Recorded data:
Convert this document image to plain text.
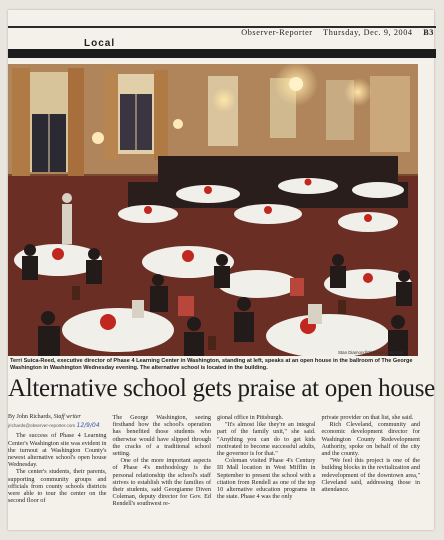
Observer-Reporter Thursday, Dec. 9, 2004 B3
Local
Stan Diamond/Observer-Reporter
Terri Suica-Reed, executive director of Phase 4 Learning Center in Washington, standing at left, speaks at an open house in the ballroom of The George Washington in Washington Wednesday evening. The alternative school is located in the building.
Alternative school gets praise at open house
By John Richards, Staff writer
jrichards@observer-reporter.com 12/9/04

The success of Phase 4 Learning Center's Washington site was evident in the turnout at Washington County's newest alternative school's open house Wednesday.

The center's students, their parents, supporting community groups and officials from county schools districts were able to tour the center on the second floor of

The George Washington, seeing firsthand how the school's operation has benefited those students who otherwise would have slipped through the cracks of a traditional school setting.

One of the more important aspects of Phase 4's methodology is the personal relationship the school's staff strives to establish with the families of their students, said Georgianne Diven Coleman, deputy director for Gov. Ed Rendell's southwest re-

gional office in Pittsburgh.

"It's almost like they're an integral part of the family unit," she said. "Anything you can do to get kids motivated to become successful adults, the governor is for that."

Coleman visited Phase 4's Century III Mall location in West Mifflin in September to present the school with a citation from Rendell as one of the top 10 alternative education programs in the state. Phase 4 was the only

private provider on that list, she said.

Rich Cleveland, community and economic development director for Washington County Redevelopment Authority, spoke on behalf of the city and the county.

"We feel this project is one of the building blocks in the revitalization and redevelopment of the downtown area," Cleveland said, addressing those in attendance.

_Set task_
Your copy should match the records word for word, with the pictures removed.

_Output for this task_
Convert this document image to plain text.
Observer-Reporter Thursday, Dec. 9, 2004 B3
Local
Stan Diamond/Observer-Reporter
Terri Suica-Reed, executive director of Phase 4 Learning Center in Washington, standing at left, speaks at an open house in the ballroom of The George Washington in Washington Wednesday evening. The alternative school is located in the building.
Alternative school gets praise at open house
By John Richards, Staff writer
jrichards@observer-reporter.com 12/9/04

The success of Phase 4 Learning Center's Washington site was evident in the turnout at Washington County's newest alternative school's open house Wednesday.

The center's students, their parents, supporting community groups and officials from county schools districts were able to tour the center on the second floor of

The George Washington, seeing firsthand how the school's operation has benefited those students who otherwise would have slipped through the cracks of a traditional school setting.

One of the more important aspects of Phase 4's methodology is the personal relationship the school's staff strives to establish with the families of their students, said Georgianne Diven Coleman, deputy director for Gov. Ed Rendell's southwest re-

gional office in Pittsburgh.

"It's almost like they're an integral part of the family unit," she said. "Anything you can do to get kids motivated to become successful adults, the governor is for that."

Coleman visited Phase 4's Century III Mall location in West Mifflin in September to present the school with a citation from Rendell as one of the top 10 alternative education programs in the state. Phase 4 was the only

private provider on that list, she said.

Rich Cleveland, community and economic development director for Washington County Redevelopment Authority, spoke on behalf of the city and the county.

"We feel this project is one of the building blocks in the revitalization and redevelopment of the downtown area," Cleveland said, addressing those in attendance.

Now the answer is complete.